■ Stated problem: Of the lines in the entries below, state how many hold the word "заказа". Say nothing else.

■ Dataset records:
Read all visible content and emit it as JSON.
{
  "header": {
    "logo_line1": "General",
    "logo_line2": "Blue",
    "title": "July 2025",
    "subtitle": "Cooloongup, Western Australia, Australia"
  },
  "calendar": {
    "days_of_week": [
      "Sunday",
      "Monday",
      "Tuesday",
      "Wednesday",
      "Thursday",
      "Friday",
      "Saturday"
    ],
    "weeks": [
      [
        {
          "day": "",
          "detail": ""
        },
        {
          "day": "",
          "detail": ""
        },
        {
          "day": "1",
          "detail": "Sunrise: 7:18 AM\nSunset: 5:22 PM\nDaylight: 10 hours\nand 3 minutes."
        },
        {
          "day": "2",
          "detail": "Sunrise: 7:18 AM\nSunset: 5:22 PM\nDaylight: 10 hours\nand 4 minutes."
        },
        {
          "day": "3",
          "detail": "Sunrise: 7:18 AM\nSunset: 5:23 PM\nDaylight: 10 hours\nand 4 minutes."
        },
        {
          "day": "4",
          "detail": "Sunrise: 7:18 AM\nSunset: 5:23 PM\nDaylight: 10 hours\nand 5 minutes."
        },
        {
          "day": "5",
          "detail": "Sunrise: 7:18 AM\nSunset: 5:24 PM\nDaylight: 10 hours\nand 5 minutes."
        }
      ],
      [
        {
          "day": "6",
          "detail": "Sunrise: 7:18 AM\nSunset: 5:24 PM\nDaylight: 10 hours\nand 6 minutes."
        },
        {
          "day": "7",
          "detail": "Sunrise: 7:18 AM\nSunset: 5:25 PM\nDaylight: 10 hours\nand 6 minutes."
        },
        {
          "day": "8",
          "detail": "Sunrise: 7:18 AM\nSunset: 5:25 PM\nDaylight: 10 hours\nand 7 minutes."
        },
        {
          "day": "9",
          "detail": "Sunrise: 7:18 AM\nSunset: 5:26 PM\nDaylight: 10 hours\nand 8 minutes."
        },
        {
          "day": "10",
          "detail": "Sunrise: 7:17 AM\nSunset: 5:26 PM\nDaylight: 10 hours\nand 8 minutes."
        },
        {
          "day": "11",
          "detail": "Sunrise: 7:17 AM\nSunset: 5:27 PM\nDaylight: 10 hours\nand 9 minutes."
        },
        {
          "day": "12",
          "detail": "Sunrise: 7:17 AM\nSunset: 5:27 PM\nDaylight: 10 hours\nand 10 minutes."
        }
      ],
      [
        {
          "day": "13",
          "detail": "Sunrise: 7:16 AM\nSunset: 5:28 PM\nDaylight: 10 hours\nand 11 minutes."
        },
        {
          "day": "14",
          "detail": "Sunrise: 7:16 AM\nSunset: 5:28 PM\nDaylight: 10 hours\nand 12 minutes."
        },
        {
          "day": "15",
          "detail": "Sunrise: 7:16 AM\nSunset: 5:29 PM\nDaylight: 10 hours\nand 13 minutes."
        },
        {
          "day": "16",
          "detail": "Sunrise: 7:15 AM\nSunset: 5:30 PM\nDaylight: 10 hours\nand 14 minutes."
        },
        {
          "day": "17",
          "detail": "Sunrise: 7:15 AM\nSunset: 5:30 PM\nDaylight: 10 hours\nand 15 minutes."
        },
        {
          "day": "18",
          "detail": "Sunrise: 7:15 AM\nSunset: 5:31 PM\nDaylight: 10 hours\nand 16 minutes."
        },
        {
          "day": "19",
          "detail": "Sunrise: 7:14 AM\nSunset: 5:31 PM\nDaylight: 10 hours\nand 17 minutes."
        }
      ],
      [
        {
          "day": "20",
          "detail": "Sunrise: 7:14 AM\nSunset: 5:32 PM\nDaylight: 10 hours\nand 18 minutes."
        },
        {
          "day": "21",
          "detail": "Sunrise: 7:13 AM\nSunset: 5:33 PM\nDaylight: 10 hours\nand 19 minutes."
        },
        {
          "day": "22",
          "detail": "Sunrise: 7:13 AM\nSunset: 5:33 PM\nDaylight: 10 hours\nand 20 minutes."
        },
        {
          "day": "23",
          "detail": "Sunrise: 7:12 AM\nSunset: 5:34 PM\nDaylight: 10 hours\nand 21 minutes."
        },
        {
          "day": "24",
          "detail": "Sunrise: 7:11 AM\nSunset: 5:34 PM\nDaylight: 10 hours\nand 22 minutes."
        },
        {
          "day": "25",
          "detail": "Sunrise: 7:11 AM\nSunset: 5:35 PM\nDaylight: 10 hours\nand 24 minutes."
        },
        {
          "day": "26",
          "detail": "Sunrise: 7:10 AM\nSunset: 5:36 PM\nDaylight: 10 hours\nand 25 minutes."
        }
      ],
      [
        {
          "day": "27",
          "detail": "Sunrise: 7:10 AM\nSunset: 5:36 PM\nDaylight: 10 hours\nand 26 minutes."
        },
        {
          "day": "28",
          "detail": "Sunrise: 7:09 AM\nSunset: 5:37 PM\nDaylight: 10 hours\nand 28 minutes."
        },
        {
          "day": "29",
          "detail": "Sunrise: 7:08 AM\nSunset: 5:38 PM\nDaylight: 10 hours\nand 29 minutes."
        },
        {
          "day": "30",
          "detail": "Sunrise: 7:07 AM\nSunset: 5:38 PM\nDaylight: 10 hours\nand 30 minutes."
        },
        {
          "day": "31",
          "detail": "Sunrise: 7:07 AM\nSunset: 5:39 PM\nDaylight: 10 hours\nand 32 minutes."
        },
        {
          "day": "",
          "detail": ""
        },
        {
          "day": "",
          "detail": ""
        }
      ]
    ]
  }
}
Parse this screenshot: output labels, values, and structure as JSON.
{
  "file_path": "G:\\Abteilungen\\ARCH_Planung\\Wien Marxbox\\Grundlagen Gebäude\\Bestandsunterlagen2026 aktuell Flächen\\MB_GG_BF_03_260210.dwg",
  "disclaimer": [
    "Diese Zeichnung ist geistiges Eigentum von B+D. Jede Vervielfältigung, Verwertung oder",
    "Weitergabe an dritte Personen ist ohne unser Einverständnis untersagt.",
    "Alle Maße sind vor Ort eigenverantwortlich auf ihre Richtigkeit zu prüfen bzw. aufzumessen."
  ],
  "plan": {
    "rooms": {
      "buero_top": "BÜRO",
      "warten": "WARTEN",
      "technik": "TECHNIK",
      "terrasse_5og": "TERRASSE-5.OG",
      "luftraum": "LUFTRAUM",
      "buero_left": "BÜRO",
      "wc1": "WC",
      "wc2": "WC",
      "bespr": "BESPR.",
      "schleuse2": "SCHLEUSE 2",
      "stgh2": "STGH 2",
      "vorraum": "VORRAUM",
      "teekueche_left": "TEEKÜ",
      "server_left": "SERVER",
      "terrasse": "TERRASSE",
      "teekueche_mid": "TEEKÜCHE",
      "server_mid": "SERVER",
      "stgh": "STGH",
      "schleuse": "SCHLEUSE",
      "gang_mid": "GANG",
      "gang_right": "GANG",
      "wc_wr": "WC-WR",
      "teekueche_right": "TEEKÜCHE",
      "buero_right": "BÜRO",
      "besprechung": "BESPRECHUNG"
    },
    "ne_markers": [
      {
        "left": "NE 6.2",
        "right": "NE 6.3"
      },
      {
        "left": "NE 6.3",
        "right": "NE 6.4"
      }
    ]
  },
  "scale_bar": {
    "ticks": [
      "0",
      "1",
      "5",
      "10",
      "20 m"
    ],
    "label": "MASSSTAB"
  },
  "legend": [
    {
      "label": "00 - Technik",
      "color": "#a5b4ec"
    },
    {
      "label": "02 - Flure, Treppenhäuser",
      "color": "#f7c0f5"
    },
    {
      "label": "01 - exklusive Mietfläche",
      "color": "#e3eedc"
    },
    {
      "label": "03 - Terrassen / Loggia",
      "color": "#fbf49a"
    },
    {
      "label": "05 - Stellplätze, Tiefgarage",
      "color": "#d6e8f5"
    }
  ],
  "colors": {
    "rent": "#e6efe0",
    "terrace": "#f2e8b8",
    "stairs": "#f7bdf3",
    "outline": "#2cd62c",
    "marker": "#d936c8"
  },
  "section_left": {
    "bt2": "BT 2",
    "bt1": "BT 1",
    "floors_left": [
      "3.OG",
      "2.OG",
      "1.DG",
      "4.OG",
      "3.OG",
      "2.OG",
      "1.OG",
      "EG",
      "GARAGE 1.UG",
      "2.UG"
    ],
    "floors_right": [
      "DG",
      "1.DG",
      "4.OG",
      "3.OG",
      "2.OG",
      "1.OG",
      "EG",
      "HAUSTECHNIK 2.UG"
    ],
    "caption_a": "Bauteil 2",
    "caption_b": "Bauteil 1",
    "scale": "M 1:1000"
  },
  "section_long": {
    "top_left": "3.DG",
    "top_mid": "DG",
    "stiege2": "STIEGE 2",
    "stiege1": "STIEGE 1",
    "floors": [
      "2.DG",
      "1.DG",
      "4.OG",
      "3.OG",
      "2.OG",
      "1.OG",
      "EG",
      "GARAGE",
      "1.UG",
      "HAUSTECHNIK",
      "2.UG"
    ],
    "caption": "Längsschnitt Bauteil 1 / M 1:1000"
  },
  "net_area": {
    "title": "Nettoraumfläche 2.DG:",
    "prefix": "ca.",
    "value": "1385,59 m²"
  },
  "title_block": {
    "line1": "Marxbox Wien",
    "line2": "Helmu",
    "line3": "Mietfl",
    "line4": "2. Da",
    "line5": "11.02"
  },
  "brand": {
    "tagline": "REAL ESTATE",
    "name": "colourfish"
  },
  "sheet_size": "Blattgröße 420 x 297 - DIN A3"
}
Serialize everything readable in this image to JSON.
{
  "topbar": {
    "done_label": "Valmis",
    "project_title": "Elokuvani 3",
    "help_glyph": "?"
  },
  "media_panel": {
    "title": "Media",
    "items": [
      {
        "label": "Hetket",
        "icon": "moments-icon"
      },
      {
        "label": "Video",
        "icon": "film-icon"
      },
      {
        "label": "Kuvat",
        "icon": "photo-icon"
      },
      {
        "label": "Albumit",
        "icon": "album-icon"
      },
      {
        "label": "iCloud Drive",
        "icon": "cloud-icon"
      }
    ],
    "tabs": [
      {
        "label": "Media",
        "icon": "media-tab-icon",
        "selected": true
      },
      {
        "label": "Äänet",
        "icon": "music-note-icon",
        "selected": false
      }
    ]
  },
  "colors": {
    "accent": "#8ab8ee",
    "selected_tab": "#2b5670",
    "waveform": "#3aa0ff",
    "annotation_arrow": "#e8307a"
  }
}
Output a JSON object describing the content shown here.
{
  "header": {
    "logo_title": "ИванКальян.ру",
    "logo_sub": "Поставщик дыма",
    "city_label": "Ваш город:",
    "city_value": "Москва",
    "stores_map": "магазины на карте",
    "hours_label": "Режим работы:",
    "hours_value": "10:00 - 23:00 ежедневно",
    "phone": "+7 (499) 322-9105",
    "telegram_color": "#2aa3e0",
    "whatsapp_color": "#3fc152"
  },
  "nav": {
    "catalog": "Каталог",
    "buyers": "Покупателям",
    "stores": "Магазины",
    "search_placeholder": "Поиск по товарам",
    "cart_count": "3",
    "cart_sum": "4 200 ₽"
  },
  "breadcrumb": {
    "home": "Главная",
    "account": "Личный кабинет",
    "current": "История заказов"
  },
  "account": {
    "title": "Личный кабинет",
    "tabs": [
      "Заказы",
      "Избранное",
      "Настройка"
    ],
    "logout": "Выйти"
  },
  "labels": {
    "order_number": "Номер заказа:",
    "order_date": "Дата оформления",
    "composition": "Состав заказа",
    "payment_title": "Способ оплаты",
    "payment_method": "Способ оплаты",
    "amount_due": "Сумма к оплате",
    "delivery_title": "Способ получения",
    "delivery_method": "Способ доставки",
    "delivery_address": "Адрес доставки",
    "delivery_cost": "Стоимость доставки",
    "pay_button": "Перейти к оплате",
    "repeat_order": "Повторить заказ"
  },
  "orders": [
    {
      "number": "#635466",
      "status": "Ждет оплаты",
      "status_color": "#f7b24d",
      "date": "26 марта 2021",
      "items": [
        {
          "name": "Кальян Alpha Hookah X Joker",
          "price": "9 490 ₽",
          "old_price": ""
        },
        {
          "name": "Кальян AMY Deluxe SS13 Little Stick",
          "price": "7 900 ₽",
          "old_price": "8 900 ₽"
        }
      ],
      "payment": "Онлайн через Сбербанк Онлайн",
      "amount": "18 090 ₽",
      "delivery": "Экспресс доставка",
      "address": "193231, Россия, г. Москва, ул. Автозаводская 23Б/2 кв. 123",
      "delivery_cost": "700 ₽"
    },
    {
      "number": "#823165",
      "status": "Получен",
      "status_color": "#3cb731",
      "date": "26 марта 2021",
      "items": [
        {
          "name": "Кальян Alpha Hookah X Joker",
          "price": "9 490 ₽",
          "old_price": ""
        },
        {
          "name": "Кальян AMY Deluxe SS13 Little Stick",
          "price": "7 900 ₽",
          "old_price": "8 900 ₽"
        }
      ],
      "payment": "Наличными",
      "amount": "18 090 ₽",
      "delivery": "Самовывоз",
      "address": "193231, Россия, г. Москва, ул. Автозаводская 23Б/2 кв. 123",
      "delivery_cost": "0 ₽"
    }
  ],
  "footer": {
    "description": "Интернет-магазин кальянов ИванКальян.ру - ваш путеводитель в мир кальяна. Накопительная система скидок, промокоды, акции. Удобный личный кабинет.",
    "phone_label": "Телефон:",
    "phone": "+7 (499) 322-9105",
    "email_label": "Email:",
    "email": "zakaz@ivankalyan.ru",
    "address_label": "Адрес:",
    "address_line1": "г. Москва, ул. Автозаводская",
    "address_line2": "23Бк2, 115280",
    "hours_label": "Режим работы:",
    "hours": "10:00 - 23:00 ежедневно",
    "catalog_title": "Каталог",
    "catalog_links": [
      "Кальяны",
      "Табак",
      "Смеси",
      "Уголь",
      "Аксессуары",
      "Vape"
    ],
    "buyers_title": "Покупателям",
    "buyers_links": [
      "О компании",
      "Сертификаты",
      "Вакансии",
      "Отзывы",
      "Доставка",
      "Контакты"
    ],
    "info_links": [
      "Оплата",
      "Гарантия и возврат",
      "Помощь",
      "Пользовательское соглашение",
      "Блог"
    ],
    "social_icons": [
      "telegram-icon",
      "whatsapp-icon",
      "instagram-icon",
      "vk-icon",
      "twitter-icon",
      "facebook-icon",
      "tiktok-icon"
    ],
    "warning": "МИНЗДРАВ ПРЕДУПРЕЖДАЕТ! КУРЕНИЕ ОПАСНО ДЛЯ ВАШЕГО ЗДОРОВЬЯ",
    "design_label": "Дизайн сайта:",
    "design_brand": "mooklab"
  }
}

■ Worked answer: 2